_Written request_: Select the lines that contain "garage" and copy each of them.

=== Records ===

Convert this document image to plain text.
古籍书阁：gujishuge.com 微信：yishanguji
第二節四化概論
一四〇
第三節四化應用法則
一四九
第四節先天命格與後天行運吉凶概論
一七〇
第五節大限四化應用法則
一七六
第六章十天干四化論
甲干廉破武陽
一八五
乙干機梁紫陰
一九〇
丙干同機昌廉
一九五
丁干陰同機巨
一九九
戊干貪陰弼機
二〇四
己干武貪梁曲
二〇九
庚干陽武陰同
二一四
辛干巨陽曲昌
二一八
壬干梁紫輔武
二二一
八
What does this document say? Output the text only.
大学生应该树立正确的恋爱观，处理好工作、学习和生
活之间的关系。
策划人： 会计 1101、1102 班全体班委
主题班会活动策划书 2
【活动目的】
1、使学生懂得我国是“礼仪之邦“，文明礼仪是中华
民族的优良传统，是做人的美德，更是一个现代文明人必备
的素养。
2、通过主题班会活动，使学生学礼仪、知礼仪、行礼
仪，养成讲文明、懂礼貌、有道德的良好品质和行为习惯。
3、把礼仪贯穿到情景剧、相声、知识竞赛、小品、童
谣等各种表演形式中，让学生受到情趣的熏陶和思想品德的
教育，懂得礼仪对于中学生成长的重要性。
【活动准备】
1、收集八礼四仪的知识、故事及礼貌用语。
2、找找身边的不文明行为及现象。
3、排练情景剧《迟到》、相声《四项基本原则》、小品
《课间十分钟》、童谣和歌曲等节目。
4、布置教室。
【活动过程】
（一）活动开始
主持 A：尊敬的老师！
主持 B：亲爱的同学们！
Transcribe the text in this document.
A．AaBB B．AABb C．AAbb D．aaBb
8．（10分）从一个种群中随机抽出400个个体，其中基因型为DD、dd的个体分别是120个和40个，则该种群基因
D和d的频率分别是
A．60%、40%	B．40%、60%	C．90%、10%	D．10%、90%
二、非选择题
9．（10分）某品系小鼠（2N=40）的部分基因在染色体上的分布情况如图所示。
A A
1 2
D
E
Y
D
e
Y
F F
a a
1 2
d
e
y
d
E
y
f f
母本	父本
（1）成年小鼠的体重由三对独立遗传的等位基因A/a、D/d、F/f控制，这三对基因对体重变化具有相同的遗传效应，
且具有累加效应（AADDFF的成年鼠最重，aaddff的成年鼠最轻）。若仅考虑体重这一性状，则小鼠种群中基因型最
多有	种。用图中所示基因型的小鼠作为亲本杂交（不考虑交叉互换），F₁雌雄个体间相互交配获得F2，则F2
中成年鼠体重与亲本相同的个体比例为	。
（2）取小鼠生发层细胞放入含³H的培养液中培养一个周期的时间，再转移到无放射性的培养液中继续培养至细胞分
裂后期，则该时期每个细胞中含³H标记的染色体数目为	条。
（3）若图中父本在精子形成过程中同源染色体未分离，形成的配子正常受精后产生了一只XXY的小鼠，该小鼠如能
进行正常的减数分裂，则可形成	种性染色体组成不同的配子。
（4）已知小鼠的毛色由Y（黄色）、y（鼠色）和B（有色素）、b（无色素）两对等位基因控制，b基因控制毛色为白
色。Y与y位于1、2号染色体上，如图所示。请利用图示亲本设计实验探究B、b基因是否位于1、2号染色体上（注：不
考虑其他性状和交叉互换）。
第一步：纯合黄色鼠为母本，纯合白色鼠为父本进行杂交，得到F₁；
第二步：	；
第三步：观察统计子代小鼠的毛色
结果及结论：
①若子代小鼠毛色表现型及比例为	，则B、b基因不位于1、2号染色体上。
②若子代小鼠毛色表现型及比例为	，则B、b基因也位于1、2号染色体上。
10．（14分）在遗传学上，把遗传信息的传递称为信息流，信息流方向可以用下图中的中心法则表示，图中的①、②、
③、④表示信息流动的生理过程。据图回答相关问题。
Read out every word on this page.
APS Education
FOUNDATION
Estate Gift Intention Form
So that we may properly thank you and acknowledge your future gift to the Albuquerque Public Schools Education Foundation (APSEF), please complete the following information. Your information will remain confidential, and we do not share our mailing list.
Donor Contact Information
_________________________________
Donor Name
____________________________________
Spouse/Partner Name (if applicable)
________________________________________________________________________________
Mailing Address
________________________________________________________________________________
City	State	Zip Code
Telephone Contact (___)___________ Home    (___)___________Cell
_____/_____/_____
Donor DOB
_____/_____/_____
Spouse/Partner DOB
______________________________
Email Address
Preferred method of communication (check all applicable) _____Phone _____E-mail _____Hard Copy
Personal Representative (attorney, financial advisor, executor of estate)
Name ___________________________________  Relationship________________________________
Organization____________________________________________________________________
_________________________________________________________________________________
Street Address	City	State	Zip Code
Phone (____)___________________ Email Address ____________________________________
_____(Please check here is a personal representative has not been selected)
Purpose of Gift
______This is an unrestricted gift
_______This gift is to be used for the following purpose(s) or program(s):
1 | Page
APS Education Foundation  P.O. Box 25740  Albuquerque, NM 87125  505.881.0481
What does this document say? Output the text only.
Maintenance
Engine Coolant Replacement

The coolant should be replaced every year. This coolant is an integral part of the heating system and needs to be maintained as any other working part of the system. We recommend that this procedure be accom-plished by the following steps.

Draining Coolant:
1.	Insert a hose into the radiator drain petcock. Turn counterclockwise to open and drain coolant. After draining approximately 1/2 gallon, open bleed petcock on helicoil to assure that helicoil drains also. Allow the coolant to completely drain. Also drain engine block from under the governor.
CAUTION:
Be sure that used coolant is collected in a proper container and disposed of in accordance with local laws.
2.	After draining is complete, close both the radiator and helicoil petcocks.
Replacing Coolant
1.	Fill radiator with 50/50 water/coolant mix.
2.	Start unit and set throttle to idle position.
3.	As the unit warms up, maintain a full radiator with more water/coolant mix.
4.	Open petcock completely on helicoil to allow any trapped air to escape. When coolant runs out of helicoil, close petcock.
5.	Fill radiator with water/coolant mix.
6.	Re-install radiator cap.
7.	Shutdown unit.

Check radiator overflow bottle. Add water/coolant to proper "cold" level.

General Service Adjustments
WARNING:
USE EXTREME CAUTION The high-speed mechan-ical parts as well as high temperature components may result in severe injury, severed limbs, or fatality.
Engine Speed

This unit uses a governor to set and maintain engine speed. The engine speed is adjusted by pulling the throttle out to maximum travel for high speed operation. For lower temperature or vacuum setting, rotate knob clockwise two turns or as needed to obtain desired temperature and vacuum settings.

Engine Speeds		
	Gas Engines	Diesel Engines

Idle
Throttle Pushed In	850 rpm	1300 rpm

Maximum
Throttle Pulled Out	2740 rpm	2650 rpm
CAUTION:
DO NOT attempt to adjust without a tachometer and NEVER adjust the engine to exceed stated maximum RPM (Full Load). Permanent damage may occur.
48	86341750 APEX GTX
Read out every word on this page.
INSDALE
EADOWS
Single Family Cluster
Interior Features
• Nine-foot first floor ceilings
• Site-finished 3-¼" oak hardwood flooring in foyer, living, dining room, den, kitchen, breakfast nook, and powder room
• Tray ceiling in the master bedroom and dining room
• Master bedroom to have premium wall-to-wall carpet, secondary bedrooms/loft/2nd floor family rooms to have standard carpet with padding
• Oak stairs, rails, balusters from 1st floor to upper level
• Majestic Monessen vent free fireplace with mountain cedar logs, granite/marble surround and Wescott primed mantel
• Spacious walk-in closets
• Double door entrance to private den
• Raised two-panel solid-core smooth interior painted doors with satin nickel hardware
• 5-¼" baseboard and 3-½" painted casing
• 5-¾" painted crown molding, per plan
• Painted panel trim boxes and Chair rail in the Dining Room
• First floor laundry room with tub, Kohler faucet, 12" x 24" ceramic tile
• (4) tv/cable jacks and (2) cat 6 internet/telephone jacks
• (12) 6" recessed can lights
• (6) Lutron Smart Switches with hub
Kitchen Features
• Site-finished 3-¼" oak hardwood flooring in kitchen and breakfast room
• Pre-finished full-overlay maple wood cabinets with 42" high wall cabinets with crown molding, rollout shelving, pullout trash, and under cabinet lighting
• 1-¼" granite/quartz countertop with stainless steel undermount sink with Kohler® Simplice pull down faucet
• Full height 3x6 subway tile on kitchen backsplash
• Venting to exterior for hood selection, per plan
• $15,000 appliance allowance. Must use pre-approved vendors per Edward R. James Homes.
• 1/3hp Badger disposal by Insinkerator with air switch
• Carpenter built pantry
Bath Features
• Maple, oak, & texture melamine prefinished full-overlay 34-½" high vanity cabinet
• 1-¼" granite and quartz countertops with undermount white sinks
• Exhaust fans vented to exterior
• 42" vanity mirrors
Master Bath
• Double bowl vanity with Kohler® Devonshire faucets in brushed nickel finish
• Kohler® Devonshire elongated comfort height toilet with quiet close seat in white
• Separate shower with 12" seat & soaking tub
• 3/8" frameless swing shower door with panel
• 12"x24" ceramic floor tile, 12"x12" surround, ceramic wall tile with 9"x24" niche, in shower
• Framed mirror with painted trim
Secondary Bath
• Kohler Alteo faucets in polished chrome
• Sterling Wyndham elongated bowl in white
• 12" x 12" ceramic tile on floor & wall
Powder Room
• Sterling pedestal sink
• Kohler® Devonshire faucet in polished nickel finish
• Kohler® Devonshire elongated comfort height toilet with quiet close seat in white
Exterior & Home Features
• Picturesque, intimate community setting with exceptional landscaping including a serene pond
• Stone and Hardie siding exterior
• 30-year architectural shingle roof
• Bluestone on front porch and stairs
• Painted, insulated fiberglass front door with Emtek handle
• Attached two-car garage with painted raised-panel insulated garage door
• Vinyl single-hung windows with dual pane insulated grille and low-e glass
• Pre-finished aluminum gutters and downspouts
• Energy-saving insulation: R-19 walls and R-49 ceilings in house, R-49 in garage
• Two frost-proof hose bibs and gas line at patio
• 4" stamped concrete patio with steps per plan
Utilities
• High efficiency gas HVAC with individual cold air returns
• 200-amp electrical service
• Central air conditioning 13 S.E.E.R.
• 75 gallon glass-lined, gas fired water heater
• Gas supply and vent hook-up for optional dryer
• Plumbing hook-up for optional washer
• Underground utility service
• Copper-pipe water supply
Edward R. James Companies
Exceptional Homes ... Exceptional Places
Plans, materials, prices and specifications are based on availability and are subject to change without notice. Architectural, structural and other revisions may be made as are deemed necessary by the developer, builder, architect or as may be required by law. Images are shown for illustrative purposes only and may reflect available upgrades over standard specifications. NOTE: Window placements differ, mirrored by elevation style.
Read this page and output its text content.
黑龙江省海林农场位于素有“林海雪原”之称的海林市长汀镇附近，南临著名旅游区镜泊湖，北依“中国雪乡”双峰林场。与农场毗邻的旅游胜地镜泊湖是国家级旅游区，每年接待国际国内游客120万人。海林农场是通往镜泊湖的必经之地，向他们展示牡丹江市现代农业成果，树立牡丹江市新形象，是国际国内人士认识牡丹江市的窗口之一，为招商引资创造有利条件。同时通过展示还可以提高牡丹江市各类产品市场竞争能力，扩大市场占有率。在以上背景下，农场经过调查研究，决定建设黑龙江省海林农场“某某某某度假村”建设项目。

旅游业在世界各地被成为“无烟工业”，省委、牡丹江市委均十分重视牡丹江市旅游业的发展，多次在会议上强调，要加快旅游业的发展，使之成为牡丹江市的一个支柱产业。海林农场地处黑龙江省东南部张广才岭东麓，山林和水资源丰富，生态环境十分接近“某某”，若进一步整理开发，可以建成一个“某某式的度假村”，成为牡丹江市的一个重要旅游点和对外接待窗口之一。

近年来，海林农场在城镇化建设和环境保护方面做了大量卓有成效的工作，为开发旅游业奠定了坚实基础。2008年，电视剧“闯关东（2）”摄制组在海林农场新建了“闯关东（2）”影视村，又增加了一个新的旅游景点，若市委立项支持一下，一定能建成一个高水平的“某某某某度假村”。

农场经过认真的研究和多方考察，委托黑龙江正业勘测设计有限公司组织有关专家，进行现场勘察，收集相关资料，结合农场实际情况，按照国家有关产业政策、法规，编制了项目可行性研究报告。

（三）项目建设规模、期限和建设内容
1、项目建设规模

===

_Solution below_:
• Attached two-car garage with painted raised-panel insulated garage door
• Energy-saving insulation: R-19 walls and R-49 ceilings in house, R-49 in garage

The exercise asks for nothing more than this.